## Your task
Put each line of the items below into a JSON list of strings, one string per line, omitting blank lines.
===== Extracted information
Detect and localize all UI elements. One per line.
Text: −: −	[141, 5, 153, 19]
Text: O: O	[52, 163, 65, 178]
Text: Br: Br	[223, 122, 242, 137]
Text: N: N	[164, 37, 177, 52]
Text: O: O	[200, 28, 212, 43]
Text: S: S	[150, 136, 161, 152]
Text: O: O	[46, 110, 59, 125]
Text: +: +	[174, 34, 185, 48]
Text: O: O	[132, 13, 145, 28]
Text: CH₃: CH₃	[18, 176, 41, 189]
==========
## Answer in full
[
  "Detect and localize all UI elements. One per line.",
  "Text: −: −\t[141, 5, 153, 19]",
  "Text: O: O\t[52, 163, 65, 178]",
  "Text: Br: Br\t[223, 122, 242, 137]",
  "Text: N: N\t[164, 37, 177, 52]",
  "Text: O: O\t[200, 28, 212, 43]",
  "Text: S: S\t[150, 136, 161, 152]",
  "Text: O: O\t[46, 110, 59, 125]",
  "Text: +: +\t[174, 34, 185, 48]",
  "Text: O: O\t[132, 13, 145, 28]",
  "Text: CH₃: CH₃\t[18, 176, 41, 189]"
]